## Task to complete
Copy out all of the material exactly.

## Data extract
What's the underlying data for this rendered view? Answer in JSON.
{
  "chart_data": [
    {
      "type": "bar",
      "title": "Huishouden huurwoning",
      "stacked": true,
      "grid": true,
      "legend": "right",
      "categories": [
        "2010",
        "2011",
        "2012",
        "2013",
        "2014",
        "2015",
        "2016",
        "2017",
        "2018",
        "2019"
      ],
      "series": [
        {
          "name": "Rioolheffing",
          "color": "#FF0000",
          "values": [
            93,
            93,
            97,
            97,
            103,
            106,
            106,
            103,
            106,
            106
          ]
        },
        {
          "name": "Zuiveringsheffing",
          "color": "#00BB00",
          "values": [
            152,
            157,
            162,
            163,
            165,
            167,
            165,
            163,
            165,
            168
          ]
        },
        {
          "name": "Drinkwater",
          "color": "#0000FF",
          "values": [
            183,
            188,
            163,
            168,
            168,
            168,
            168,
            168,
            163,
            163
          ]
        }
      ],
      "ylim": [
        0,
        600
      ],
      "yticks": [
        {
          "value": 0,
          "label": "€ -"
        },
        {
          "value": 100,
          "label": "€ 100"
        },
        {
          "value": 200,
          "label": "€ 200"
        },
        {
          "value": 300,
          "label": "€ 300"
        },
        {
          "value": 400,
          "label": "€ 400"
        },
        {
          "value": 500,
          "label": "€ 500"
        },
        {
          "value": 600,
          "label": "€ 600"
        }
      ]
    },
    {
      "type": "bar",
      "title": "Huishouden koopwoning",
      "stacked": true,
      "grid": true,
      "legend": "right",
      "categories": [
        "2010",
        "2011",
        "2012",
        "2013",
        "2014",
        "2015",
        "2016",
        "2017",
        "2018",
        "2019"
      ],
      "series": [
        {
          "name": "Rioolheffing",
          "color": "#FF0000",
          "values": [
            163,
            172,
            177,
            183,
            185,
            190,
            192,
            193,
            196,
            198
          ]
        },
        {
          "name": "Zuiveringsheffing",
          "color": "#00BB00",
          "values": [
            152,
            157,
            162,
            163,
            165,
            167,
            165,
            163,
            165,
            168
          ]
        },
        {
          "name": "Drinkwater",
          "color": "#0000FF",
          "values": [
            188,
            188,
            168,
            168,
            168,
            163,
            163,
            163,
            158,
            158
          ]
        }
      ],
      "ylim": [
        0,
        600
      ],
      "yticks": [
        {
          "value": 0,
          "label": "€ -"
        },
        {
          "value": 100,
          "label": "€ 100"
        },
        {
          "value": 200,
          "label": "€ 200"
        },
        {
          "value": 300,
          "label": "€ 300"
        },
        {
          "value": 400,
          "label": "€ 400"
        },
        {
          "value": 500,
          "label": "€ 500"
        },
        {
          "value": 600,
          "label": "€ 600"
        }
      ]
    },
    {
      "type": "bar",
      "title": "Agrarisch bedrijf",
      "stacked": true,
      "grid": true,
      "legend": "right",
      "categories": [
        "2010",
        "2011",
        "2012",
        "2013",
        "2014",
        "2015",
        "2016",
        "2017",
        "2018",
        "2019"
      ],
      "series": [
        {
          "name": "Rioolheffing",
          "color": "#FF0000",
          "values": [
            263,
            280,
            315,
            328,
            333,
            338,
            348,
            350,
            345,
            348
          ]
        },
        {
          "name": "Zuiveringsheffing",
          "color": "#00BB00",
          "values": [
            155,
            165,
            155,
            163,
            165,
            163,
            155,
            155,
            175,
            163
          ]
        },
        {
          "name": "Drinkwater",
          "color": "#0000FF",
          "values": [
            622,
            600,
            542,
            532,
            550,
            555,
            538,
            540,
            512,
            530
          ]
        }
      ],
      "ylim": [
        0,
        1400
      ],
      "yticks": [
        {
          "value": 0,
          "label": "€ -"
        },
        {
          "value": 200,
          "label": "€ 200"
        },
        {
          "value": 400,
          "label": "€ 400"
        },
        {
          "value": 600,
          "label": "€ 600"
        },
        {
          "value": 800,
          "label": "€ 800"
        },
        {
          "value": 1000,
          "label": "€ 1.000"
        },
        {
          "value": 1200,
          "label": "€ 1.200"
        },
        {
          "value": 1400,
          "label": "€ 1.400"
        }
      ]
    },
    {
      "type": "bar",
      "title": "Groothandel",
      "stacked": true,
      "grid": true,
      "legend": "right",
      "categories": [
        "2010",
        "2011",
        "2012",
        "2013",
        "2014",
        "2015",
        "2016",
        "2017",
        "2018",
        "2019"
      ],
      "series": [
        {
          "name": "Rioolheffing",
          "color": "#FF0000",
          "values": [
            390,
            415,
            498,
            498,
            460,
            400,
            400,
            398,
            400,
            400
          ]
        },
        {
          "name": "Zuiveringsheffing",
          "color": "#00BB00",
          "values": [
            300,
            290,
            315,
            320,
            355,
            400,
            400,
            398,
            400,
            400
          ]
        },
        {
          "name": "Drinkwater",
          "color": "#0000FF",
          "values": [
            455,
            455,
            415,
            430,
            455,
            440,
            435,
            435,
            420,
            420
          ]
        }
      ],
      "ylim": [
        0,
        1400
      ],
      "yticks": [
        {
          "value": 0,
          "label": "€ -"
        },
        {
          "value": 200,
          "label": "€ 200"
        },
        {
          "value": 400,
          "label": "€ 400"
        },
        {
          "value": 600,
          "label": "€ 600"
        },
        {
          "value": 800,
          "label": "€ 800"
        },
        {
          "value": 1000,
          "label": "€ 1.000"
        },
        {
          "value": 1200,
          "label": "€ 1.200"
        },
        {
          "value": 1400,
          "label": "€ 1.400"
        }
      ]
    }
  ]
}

## Output of the exercise
What's the underlying data for this rendered view? Answer in JSON.
{
  "chart_data": [
    {
      "type": "bar",
      "title": "Huishouden huurwoning",
      "stacked": true,
      "grid": true,
      "legend": "right",
      "categories": [
        "2010",
        "2011",
        "2012",
        "2013",
        "2014",
        "2015",
        "2016",
        "2017",
        "2018",
        "2019"
      ],
      "series": [
        {
          "name": "Rioolheffing",
          "color": "#FF0000",
          "values": [
            93,
            93,
            97,
            97,
            103,
            106,
            106,
            103,
            106,
            106
          ]
        },
        {
          "name": "Zuiveringsheffing",
          "color": "#00BB00",
          "values": [
            152,
            157,
            162,
            163,
            165,
            167,
            165,
            163,
            165,
            168
          ]
        },
        {
          "name": "Drinkwater",
          "color": "#0000FF",
          "values": [
            183,
            188,
            163,
            168,
            168,
            168,
            168,
            168,
            163,
            163
          ]
        }
      ],
      "ylim": [
        0,
        600
      ],
      "yticks": [
        {
          "value": 0,
          "label": "€ -"
        },
        {
          "value": 100,
          "label": "€ 100"
        },
        {
          "value": 200,
          "label": "€ 200"
        },
        {
          "value": 300,
          "label": "€ 300"
        },
        {
          "value": 400,
          "label": "€ 400"
        },
        {
          "value": 500,
          "label": "€ 500"
        },
        {
          "value": 600,
          "label": "€ 600"
        }
      ]
    },
    {
      "type": "bar",
      "title": "Huishouden koopwoning",
      "stacked": true,
      "grid": true,
      "legend": "right",
      "categories": [
        "2010",
        "2011",
        "2012",
        "2013",
        "2014",
        "2015",
        "2016",
        "2017",
        "2018",
        "2019"
      ],
      "series": [
        {
          "name": "Rioolheffing",
          "color": "#FF0000",
          "values": [
            163,
            172,
            177,
            183,
            185,
            190,
            192,
            193,
            196,
            198
          ]
        },
        {
          "name": "Zuiveringsheffing",
          "color": "#00BB00",
          "values": [
            152,
            157,
            162,
            163,
            165,
            167,
            165,
            163,
            165,
            168
          ]
        },
        {
          "name": "Drinkwater",
          "color": "#0000FF",
          "values": [
            188,
            188,
            168,
            168,
            168,
            163,
            163,
            163,
            158,
            158
          ]
        }
      ],
      "ylim": [
        0,
        600
      ],
      "yticks": [
        {
          "value": 0,
          "label": "€ -"
        },
        {
          "value": 100,
          "label": "€ 100"
        },
        {
          "value": 200,
          "label": "€ 200"
        },
        {
          "value": 300,
          "label": "€ 300"
        },
        {
          "value": 400,
          "label": "€ 400"
        },
        {
          "value": 500,
          "label": "€ 500"
        },
        {
          "value": 600,
          "label": "€ 600"
        }
      ]
    },
    {
      "type": "bar",
      "title": "Agrarisch bedrijf",
      "stacked": true,
      "grid": true,
      "legend": "right",
      "categories": [
        "2010",
        "2011",
        "2012",
        "2013",
        "2014",
        "2015",
        "2016",
        "2017",
        "2018",
        "2019"
      ],
      "series": [
        {
          "name": "Rioolheffing",
          "color": "#FF0000",
          "values": [
            263,
            280,
            315,
            328,
            333,
            338,
            348,
            350,
            345,
            348
          ]
        },
        {
          "name": "Zuiveringsheffing",
          "color": "#00BB00",
          "values": [
            155,
            165,
            155,
            163,
            165,
            163,
            155,
            155,
            175,
            163
          ]
        },
        {
          "name": "Drinkwater",
          "color": "#0000FF",
          "values": [
            622,
            600,
            542,
            532,
            550,
            555,
            538,
            540,
            512,
            530
          ]
        }
      ],
      "ylim": [
        0,
        1400
      ],
      "yticks": [
        {
          "value": 0,
          "label": "€ -"
        },
        {
          "value": 200,
          "label": "€ 200"
        },
        {
          "value": 400,
          "label": "€ 400"
        },
        {
          "value": 600,
          "label": "€ 600"
        },
        {
          "value": 800,
          "label": "€ 800"
        },
        {
          "value": 1000,
          "label": "€ 1.000"
        },
        {
          "value": 1200,
          "label": "€ 1.200"
        },
        {
          "value": 1400,
          "label": "€ 1.400"
        }
      ]
    },
    {
      "type": "bar",
      "title": "Groothandel",
      "stacked": true,
      "grid": true,
      "legend": "right",
      "categories": [
        "2010",
        "2011",
        "2012",
        "2013",
        "2014",
        "2015",
        "2016",
        "2017",
        "2018",
        "2019"
      ],
      "series": [
        {
          "name": "Rioolheffing",
          "color": "#FF0000",
          "values": [
            390,
            415,
            498,
            498,
            460,
            400,
            400,
            398,
            400,
            400
          ]
        },
        {
          "name": "Zuiveringsheffing",
          "color": "#00BB00",
          "values": [
            300,
            290,
            315,
            320,
            355,
            400,
            400,
            398,
            400,
            400
          ]
        },
        {
          "name": "Drinkwater",
          "color": "#0000FF",
          "values": [
            455,
            455,
            415,
            430,
            455,
            440,
            435,
            435,
            420,
            420
          ]
        }
      ],
      "ylim": [
        0,
        1400
      ],
      "yticks": [
        {
          "value": 0,
          "label": "€ -"
        },
        {
          "value": 200,
          "label": "€ 200"
        },
        {
          "value": 400,
          "label": "€ 400"
        },
        {
          "value": 600,
          "label": "€ 600"
        },
        {
          "value": 800,
          "label": "€ 800"
        },
        {
          "value": 1000,
          "label": "€ 1.000"
        },
        {
          "value": 1200,
          "label": "€ 1.200"
        },
        {
          "value": 1400,
          "label": "€ 1.400"
        }
      ]
    }
  ]
}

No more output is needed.